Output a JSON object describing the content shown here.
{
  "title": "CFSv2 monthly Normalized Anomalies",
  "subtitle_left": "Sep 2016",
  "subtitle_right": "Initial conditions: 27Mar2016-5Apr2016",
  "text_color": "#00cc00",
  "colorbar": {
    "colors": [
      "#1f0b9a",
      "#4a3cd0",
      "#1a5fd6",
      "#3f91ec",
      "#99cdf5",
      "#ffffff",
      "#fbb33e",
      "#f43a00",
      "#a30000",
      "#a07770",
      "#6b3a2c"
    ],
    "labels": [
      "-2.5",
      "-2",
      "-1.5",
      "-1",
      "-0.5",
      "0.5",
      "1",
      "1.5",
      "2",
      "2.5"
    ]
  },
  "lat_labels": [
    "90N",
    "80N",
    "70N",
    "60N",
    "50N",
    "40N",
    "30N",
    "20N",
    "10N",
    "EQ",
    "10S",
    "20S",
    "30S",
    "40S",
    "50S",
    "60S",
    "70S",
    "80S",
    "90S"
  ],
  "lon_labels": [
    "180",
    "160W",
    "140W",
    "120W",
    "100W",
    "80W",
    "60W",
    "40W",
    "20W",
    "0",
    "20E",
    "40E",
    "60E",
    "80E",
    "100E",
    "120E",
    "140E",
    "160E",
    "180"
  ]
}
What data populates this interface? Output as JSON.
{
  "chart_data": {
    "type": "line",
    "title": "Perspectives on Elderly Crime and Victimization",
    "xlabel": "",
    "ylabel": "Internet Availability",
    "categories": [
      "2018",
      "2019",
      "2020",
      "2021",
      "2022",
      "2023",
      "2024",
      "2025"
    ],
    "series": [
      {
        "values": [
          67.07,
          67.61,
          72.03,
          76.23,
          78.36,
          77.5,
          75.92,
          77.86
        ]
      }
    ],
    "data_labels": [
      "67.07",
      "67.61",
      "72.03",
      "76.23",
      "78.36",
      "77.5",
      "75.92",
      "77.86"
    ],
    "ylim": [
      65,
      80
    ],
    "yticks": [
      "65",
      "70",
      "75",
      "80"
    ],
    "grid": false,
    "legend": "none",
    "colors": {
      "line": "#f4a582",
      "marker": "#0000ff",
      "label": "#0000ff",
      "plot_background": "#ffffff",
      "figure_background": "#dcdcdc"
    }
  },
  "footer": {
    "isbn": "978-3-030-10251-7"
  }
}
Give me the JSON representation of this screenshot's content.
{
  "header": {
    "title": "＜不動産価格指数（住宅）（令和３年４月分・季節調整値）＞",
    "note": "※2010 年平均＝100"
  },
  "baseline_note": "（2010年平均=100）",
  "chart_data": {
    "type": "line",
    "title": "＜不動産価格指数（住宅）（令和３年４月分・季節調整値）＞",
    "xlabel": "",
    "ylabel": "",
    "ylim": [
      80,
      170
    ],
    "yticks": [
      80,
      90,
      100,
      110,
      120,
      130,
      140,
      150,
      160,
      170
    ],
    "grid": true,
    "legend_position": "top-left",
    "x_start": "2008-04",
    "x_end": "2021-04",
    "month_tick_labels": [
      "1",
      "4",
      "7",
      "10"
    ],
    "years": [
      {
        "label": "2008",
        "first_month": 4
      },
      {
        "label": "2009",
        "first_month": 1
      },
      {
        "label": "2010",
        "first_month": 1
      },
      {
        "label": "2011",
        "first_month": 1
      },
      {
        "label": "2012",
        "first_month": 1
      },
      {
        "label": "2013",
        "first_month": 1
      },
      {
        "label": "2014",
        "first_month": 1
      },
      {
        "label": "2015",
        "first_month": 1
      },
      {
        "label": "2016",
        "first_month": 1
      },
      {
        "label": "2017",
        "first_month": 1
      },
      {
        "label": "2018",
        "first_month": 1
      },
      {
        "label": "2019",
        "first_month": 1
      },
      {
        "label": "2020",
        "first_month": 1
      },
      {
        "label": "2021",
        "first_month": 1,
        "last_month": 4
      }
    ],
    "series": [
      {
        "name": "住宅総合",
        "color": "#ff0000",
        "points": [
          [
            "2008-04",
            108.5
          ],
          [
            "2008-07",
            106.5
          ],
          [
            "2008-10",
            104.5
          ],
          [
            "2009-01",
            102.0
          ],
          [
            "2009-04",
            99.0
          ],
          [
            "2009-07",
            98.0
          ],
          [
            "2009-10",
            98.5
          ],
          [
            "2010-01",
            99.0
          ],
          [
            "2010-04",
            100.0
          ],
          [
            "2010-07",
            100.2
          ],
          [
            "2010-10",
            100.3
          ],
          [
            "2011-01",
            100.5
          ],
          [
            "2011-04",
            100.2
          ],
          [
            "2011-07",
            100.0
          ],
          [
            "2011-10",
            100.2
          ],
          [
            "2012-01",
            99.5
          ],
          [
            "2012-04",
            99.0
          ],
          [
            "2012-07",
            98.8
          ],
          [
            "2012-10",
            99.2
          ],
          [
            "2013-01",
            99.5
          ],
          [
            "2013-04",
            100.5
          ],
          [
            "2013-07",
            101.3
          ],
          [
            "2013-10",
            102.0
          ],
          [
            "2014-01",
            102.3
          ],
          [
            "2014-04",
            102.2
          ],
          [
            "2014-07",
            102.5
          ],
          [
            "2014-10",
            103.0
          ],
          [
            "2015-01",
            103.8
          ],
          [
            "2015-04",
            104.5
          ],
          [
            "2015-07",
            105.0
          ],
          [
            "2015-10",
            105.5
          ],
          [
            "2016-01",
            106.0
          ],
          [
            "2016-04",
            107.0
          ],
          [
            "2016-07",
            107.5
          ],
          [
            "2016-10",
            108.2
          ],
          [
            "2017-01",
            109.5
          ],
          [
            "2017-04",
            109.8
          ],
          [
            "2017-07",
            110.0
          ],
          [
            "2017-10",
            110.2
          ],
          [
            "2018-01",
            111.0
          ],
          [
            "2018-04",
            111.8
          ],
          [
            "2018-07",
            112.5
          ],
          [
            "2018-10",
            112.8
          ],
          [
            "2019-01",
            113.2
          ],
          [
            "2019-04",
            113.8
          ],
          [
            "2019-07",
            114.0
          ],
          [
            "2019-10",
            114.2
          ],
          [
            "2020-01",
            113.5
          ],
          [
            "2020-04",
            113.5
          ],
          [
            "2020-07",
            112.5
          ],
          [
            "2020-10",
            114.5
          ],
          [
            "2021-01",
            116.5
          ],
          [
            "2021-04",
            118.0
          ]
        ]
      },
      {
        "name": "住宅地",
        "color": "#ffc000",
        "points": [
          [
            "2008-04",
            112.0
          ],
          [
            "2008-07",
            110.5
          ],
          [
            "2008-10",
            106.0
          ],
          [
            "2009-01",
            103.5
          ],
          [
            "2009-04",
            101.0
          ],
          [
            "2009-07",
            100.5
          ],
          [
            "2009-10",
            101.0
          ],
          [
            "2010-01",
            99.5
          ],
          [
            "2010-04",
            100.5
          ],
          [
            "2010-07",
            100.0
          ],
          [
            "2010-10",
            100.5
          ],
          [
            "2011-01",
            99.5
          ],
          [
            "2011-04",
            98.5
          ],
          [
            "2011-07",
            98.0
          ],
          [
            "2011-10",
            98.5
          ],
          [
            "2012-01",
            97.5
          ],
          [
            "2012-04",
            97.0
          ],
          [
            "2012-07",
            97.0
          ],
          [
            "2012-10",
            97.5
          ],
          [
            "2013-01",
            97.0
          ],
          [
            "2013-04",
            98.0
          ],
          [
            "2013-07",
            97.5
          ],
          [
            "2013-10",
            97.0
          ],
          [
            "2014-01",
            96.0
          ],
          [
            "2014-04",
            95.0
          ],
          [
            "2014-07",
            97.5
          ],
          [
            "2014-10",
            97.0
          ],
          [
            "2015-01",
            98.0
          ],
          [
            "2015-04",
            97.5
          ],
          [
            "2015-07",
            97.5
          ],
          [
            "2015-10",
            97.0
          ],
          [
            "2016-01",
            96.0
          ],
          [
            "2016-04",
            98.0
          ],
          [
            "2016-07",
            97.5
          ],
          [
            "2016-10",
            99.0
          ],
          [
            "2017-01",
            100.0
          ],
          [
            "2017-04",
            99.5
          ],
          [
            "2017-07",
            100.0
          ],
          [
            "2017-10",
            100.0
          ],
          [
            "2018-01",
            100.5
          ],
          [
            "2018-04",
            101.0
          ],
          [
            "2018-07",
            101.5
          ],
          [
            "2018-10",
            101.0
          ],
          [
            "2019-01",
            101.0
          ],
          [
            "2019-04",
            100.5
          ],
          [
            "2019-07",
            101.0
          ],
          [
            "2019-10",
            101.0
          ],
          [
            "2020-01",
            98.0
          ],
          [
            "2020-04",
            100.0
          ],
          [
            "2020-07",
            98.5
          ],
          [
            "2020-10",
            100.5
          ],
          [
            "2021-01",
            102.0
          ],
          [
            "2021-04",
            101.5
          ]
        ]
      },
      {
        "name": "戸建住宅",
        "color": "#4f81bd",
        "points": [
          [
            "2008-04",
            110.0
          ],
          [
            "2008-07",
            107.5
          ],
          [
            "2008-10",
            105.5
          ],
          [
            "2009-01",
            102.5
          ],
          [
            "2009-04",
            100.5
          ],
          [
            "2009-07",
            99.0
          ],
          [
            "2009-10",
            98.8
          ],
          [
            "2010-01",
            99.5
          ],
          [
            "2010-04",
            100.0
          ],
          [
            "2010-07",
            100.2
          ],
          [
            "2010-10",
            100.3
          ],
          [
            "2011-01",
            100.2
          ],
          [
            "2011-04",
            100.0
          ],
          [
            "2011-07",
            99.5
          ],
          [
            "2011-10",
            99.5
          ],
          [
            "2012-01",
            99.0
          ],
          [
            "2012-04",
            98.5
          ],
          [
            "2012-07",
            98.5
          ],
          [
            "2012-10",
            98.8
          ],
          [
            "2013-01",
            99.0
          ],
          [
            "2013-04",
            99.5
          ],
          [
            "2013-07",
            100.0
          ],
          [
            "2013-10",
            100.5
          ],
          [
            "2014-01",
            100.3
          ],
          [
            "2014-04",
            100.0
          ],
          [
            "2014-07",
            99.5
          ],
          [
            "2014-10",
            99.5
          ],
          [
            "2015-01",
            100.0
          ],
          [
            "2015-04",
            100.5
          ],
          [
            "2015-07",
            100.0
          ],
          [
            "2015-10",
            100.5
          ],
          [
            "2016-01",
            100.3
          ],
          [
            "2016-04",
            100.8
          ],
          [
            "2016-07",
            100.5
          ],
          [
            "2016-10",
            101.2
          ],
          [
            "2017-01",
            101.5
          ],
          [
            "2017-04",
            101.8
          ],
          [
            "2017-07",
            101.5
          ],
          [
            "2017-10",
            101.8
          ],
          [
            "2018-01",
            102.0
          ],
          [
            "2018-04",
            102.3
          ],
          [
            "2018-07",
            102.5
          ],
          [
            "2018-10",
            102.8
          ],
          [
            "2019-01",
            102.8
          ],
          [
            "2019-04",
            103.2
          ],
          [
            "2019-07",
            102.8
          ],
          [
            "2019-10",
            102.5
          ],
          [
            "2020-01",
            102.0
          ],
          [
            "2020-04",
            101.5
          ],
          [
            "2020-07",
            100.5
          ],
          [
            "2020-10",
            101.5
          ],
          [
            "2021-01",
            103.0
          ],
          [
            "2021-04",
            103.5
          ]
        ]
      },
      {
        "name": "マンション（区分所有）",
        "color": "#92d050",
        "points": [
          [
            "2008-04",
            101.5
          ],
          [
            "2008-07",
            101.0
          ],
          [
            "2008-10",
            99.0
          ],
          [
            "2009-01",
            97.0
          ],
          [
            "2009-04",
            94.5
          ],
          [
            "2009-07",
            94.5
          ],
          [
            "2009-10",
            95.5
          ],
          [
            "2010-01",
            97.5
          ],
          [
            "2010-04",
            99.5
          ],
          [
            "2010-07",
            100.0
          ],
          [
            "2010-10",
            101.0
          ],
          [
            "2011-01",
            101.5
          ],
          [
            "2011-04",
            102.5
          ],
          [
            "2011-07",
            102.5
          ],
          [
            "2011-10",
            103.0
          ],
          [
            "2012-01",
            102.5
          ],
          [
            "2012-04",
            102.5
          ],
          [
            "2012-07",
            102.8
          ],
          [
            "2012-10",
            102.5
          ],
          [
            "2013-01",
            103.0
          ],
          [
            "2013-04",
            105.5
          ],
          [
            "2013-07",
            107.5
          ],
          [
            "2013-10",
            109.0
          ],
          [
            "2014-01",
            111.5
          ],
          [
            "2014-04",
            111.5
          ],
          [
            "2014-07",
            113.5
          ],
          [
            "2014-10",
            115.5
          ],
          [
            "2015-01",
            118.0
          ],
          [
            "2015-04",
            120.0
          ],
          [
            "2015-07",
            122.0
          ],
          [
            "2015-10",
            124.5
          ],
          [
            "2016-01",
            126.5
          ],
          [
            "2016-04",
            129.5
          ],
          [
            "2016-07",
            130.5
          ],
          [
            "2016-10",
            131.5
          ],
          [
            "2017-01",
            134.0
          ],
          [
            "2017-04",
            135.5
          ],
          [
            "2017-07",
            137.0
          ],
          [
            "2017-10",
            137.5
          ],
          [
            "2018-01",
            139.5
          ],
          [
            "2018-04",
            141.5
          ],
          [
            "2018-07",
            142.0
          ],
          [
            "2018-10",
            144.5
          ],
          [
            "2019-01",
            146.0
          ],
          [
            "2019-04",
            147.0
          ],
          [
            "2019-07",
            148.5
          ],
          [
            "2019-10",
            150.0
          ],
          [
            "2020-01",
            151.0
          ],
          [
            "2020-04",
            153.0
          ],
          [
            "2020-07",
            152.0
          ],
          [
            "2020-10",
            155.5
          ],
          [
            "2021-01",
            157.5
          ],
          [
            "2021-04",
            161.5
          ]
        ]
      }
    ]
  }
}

────────

WHAT IS NEEDED:
How many of the lines above hold "Output"? Answer with only the number.

RESULT:
2